* **Records supplied**:
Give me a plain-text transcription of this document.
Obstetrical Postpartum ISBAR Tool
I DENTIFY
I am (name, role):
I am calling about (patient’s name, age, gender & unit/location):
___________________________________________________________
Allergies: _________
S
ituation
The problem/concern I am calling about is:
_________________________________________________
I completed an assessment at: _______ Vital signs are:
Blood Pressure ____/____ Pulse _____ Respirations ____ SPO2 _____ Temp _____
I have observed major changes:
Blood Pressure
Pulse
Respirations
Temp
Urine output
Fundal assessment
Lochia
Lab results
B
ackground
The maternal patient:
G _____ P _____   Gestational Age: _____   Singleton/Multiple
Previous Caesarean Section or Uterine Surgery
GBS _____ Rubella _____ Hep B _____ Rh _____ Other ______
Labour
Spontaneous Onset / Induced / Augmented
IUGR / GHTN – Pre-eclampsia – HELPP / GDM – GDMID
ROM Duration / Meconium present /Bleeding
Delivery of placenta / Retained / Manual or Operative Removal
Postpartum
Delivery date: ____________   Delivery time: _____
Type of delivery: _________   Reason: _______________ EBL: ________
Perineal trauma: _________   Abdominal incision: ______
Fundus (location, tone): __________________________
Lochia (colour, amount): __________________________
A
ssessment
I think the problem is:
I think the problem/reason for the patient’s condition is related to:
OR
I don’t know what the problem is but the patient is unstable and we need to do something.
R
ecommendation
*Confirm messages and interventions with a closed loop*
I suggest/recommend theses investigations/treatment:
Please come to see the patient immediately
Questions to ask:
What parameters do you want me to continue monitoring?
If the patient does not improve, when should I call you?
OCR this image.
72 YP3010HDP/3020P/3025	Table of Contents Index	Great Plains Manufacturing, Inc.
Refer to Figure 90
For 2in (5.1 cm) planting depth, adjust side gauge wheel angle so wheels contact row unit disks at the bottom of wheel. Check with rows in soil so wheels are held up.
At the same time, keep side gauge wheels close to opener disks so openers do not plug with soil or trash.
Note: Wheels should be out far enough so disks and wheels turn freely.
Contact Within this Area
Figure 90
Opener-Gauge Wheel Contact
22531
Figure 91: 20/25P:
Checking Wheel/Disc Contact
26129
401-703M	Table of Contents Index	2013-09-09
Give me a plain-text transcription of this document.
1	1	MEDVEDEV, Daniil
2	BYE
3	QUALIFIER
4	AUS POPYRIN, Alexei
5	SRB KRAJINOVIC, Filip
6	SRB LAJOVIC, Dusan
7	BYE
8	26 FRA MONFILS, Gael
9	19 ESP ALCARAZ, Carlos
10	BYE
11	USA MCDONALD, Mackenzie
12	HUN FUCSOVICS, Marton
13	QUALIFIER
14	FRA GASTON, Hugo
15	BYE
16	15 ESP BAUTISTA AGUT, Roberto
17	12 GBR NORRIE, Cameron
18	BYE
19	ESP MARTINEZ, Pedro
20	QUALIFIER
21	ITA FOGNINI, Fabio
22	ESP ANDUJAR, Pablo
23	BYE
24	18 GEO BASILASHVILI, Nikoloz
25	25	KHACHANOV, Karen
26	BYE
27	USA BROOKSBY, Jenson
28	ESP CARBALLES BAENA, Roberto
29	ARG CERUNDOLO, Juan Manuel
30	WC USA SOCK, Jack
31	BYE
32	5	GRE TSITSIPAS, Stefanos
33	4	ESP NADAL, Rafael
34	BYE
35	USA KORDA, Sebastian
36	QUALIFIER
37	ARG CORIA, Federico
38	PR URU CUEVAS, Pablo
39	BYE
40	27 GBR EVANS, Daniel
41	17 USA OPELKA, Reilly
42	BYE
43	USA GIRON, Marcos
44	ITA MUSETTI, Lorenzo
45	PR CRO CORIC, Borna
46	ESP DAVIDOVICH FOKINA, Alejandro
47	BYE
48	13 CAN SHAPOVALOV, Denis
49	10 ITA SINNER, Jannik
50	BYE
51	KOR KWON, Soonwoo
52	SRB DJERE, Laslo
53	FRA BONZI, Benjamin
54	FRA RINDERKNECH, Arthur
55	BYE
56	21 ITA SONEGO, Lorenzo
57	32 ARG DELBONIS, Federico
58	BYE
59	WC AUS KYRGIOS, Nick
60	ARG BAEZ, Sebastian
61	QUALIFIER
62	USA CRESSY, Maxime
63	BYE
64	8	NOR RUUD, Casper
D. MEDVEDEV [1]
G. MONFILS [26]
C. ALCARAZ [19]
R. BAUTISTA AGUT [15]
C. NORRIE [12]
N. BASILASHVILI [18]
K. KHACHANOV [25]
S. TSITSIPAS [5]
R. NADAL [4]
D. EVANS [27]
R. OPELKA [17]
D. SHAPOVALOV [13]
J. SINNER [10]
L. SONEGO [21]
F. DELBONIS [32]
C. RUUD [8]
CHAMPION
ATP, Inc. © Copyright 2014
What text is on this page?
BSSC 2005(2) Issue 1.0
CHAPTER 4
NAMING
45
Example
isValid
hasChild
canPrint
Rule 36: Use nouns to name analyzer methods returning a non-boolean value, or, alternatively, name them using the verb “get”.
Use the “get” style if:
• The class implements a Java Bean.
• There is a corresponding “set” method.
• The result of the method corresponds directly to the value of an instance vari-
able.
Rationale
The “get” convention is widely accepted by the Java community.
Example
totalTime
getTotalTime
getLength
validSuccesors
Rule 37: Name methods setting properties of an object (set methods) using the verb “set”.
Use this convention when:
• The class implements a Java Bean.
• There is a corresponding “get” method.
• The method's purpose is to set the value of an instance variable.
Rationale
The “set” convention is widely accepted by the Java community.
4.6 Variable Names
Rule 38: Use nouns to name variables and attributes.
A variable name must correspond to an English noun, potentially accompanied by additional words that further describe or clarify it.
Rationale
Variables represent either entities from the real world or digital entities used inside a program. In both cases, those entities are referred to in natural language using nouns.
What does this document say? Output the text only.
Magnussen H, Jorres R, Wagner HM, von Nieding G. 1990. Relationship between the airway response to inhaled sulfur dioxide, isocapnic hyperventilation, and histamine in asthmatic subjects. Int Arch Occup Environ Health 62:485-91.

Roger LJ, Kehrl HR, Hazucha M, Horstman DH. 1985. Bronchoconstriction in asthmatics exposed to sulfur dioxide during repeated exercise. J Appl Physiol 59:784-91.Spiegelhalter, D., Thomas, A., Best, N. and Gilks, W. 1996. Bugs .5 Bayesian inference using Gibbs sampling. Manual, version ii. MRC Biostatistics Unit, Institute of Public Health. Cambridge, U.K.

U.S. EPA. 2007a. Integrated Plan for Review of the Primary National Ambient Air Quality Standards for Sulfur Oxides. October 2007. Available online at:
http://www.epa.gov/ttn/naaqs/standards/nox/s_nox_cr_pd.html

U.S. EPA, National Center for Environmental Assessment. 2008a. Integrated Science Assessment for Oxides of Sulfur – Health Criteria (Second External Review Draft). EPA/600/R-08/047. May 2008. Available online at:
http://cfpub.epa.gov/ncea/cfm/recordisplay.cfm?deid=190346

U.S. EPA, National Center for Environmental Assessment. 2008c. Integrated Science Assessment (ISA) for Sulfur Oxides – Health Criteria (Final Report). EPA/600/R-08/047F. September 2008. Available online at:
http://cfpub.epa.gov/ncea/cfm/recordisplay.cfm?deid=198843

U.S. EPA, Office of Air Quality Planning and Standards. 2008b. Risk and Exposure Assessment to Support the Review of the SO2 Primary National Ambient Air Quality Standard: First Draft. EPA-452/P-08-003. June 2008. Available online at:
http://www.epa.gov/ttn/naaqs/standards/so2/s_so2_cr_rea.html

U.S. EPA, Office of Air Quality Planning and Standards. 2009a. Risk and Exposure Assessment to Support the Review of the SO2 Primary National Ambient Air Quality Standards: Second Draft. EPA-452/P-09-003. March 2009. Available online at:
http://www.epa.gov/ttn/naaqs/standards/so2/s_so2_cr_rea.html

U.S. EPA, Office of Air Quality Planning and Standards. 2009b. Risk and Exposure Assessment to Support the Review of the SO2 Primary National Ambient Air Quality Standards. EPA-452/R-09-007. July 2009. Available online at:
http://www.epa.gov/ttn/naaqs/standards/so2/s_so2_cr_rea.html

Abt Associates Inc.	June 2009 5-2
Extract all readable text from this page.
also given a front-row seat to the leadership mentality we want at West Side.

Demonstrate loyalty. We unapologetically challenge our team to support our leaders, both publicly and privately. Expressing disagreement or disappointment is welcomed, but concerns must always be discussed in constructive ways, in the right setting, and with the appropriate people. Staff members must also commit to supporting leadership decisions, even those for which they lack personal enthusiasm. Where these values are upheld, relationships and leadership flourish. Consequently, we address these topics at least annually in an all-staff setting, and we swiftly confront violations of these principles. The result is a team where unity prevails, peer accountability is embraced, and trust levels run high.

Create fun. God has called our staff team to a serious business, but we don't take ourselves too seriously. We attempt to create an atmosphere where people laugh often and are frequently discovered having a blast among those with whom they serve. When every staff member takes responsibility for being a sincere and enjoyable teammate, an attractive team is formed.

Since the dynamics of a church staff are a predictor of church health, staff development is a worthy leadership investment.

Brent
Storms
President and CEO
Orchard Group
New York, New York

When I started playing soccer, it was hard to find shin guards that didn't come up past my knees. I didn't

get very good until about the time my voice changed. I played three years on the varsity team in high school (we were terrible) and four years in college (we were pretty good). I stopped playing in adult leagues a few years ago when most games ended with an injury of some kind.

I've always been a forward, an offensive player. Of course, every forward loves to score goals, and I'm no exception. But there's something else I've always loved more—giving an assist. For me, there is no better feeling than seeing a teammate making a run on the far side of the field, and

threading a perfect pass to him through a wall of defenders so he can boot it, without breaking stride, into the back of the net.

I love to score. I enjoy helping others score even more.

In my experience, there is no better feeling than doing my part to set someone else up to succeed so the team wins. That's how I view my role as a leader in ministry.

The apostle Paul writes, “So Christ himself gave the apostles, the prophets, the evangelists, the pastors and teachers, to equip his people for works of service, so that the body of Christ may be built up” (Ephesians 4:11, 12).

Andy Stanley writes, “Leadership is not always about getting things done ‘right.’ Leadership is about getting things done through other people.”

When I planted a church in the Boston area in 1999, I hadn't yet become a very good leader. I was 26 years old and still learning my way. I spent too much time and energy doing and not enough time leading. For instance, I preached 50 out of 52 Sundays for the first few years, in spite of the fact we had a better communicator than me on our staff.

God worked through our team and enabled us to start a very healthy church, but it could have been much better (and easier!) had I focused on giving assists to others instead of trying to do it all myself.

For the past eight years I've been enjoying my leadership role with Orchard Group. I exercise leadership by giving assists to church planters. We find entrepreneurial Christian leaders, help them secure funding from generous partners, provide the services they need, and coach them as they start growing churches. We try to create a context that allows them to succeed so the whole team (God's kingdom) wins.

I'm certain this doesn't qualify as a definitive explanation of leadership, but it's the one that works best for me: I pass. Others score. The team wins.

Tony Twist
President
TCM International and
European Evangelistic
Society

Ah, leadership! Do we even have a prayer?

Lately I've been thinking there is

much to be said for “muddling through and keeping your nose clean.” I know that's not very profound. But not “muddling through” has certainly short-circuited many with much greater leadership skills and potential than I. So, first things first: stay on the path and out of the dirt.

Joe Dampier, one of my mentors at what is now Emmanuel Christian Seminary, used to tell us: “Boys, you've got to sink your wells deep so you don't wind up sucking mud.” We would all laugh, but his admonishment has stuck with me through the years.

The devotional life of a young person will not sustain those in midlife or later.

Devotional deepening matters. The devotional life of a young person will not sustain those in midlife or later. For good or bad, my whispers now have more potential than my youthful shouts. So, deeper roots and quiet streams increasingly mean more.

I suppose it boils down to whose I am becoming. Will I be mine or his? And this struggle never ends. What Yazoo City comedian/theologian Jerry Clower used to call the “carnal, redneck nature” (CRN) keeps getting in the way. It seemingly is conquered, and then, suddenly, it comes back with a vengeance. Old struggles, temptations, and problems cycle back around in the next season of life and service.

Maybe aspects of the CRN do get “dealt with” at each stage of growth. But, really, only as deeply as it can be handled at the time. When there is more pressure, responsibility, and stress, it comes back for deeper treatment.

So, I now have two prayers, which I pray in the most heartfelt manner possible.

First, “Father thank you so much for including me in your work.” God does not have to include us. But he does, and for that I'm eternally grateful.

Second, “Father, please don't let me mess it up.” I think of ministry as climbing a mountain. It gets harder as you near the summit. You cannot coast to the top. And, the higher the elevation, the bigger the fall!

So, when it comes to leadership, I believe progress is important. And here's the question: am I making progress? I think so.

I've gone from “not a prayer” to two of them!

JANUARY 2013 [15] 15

* **Requirement**:
Take every line above carrying "Figure" and return it.

* **Reply**:
Refer to Figure 90
Figure 90
Figure 91: 20/25P:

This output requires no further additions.